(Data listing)
***

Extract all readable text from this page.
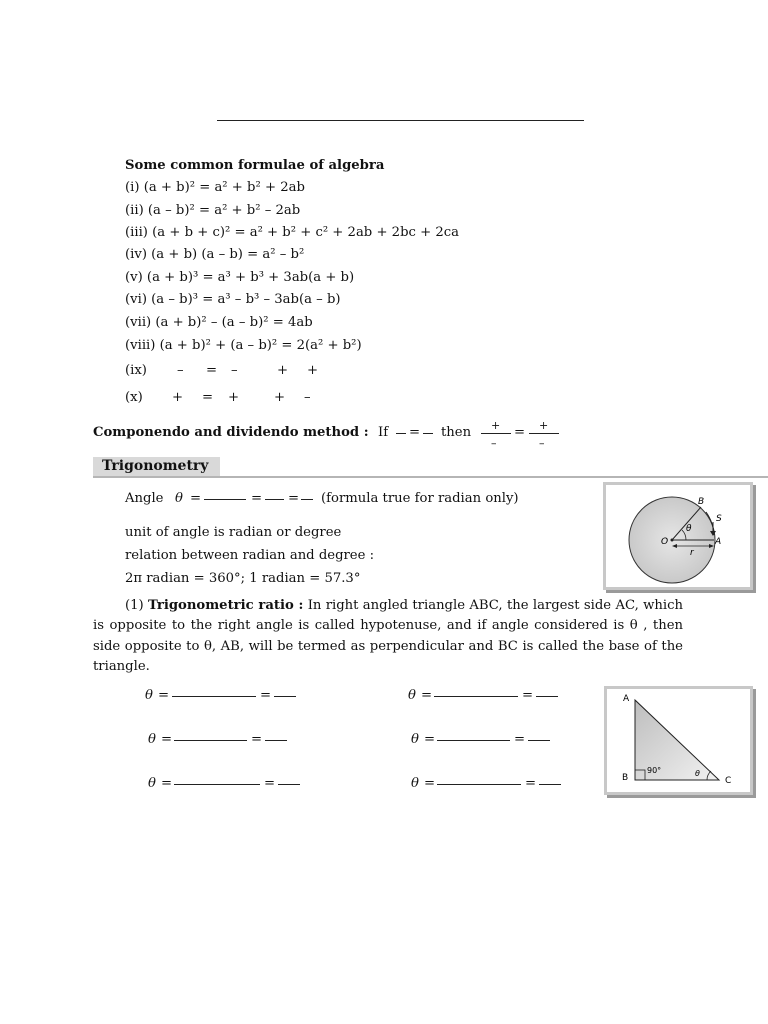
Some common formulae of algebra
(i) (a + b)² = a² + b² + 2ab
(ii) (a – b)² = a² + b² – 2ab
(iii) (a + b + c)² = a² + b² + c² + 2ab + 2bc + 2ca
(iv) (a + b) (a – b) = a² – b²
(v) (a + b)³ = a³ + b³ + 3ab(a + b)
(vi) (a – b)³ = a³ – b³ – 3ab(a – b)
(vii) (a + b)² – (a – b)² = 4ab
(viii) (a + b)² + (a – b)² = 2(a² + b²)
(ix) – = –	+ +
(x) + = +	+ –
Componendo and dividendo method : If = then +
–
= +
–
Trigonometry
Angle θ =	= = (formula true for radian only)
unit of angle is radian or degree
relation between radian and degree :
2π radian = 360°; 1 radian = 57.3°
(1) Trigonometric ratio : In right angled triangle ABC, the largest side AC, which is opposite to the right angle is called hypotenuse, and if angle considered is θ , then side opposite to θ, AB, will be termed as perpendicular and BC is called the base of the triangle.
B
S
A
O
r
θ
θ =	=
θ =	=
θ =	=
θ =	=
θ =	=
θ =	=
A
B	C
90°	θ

***

→ THE REQUEST:
Write out the listing above exactly as it stands, pictures excluded.

→ THE REPLY:
Extract all readable text from this page.
Some common formulae of algebra
(i) (a + b)² = a² + b² + 2ab
(ii) (a – b)² = a² + b² – 2ab
(iii) (a + b + c)² = a² + b² + c² + 2ab + 2bc + 2ca
(iv) (a + b) (a – b) = a² – b²
(v) (a + b)³ = a³ + b³ + 3ab(a + b)
(vi) (a – b)³ = a³ – b³ – 3ab(a – b)
(vii) (a + b)² – (a – b)² = 4ab
(viii) (a + b)² + (a – b)² = 2(a² + b²)
(ix) – = –	+ +
(x) + = +	+ –
Componendo and dividendo method : If = then +
–
= +
–
Trigonometry
Angle θ =	= = (formula true for radian only)
unit of angle is radian or degree
relation between radian and degree :
2π radian = 360°; 1 radian = 57.3°
(1) Trigonometric ratio : In right angled triangle ABC, the largest side AC, which is opposite to the right angle is called hypotenuse, and if angle considered is θ , then side opposite to θ, AB, will be termed as perpendicular and BC is called the base of the triangle.
B
S
A
O
r
θ
θ =	=
θ =	=
θ =	=
θ =	=
θ =	=
θ =	=
A
B	C
90°	θ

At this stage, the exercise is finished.